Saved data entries
* START *
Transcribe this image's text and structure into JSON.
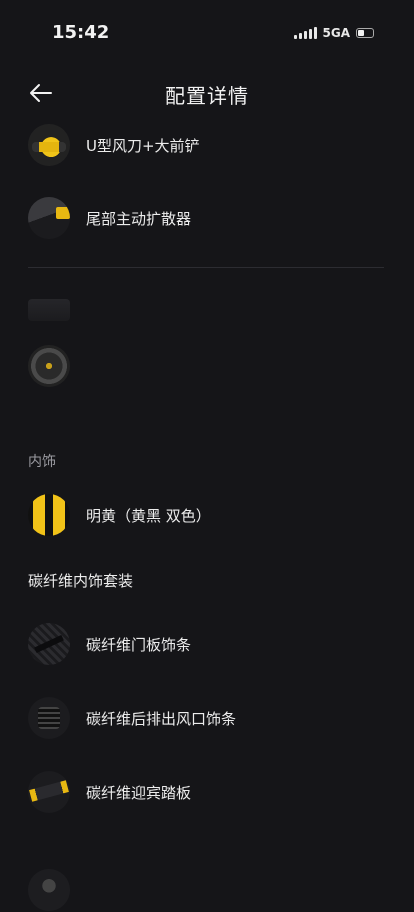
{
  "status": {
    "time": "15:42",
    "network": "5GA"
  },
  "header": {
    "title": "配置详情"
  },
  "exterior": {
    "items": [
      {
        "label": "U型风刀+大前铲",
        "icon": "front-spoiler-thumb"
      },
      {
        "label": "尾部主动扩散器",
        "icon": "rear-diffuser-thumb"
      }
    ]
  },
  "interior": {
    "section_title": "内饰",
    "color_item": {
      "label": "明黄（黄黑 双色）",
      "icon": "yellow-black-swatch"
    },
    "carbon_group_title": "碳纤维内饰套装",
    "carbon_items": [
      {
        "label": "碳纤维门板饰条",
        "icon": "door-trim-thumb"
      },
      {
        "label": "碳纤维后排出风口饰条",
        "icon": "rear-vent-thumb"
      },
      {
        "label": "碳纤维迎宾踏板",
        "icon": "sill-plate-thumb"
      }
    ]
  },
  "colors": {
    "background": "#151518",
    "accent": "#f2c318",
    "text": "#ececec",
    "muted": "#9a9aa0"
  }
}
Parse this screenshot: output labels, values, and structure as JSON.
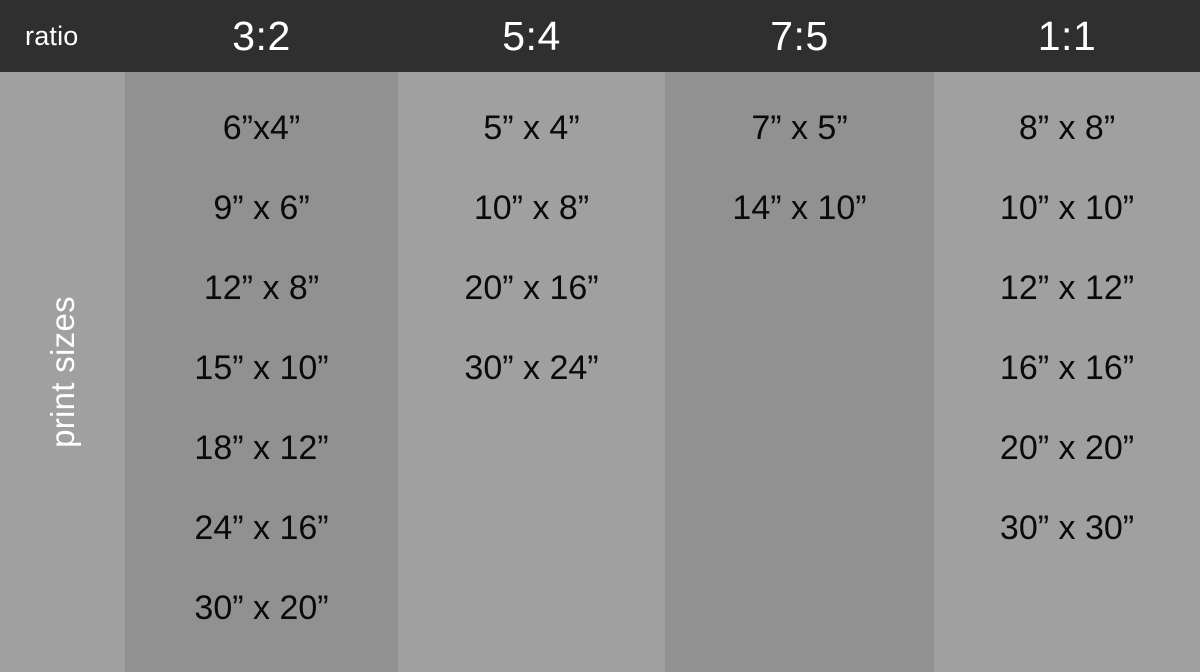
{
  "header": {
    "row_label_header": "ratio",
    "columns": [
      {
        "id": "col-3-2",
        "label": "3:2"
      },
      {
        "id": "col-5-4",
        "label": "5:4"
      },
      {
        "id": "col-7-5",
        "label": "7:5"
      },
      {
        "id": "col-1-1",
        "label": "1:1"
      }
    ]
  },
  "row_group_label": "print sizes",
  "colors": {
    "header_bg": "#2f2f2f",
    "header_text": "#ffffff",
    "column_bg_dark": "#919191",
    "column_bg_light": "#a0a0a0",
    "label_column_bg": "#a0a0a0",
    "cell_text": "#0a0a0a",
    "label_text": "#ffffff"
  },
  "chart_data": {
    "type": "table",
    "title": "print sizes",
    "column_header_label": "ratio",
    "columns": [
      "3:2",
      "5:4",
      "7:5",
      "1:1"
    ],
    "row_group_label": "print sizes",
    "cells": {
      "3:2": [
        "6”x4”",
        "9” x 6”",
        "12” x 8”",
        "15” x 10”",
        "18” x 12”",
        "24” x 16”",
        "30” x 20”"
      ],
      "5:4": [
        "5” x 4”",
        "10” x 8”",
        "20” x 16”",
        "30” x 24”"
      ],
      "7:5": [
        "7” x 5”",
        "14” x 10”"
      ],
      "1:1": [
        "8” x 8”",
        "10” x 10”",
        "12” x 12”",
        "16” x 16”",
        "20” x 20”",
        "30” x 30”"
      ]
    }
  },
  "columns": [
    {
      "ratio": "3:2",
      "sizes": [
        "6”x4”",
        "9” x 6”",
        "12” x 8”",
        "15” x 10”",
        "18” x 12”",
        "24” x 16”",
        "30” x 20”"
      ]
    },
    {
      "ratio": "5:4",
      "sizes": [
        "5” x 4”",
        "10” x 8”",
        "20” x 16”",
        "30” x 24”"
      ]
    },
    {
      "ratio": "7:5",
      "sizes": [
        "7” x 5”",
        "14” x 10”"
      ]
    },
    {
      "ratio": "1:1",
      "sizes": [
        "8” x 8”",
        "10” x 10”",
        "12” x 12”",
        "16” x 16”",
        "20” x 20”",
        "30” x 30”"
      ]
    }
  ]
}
* END *
Return only the number of lines in the data above that include the word "ratio".

» **Worked solution**
6